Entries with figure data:
——

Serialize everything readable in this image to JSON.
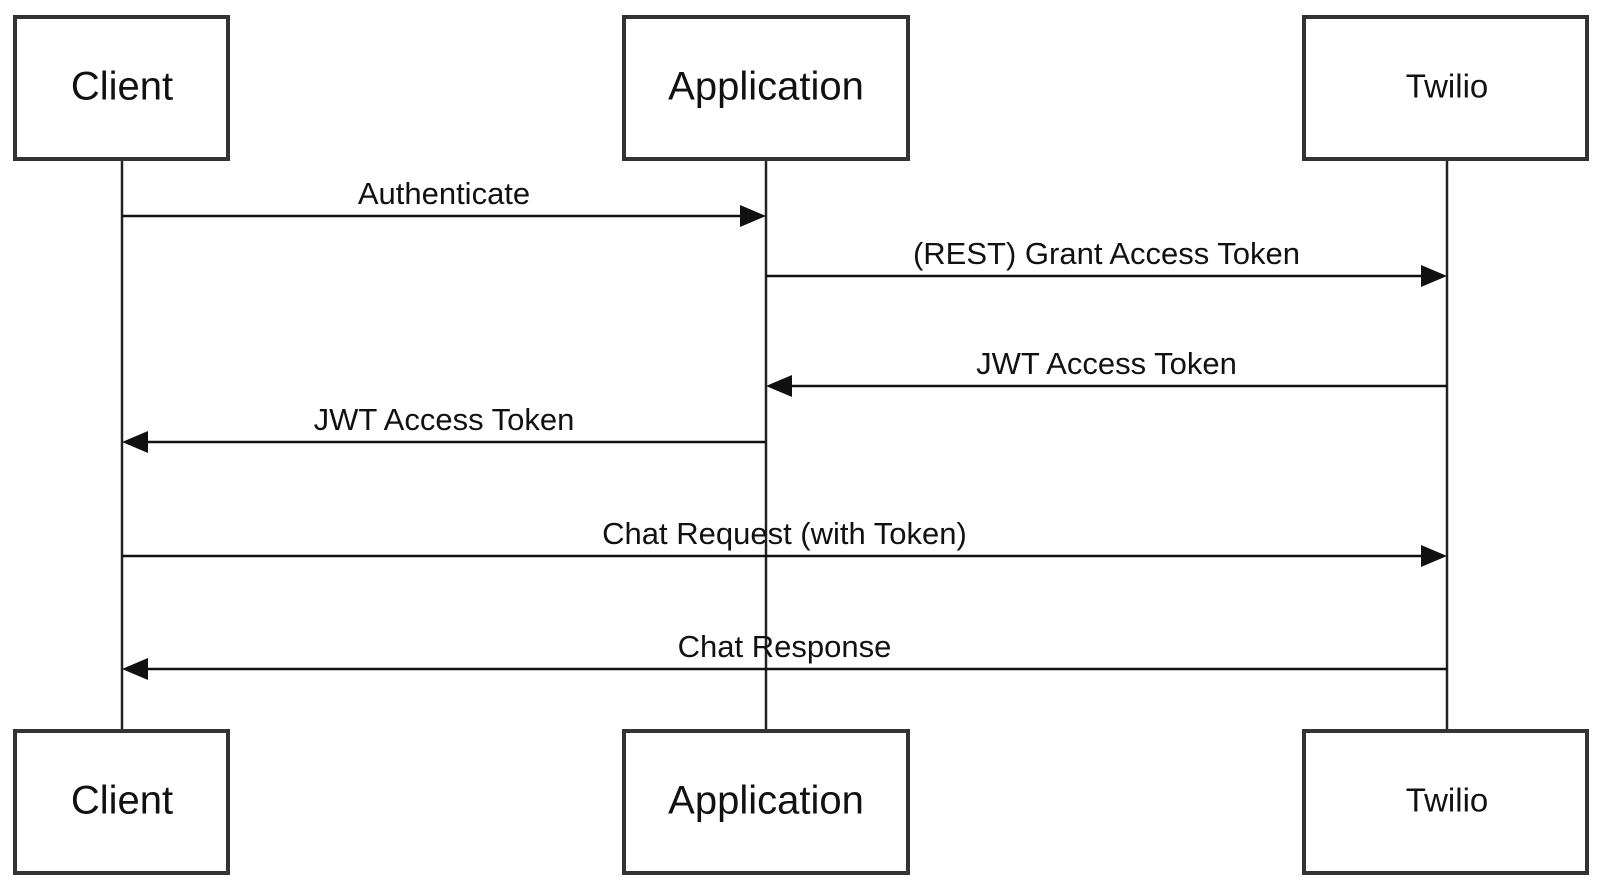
{
  "diagram": {
    "type": "sequence",
    "participants": [
      {
        "id": "client",
        "label": "Client"
      },
      {
        "id": "application",
        "label": "Application"
      },
      {
        "id": "twilio",
        "label": "Twilio"
      }
    ],
    "messages": [
      {
        "from": "client",
        "to": "application",
        "label": "Authenticate"
      },
      {
        "from": "application",
        "to": "twilio",
        "label": "(REST) Grant Access Token"
      },
      {
        "from": "twilio",
        "to": "application",
        "label": "JWT Access Token"
      },
      {
        "from": "application",
        "to": "client",
        "label": "JWT Access Token"
      },
      {
        "from": "client",
        "to": "twilio",
        "label": "Chat Request (with Token)"
      },
      {
        "from": "twilio",
        "to": "client",
        "label": "Chat Response"
      }
    ]
  }
}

——

EXERCISE GOAL: Restate the data above word for word. Do not include the images.

TASK SOLUTION:
Serialize everything readable in this image to JSON.
{
  "diagram": {
    "type": "sequence",
    "participants": [
      {
        "id": "client",
        "label": "Client"
      },
      {
        "id": "application",
        "label": "Application"
      },
      {
        "id": "twilio",
        "label": "Twilio"
      }
    ],
    "messages": [
      {
        "from": "client",
        "to": "application",
        "label": "Authenticate"
      },
      {
        "from": "application",
        "to": "twilio",
        "label": "(REST) Grant Access Token"
      },
      {
        "from": "twilio",
        "to": "application",
        "label": "JWT Access Token"
      },
      {
        "from": "application",
        "to": "client",
        "label": "JWT Access Token"
      },
      {
        "from": "client",
        "to": "twilio",
        "label": "Chat Request (with Token)"
      },
      {
        "from": "twilio",
        "to": "client",
        "label": "Chat Response"
      }
    ]
  }
}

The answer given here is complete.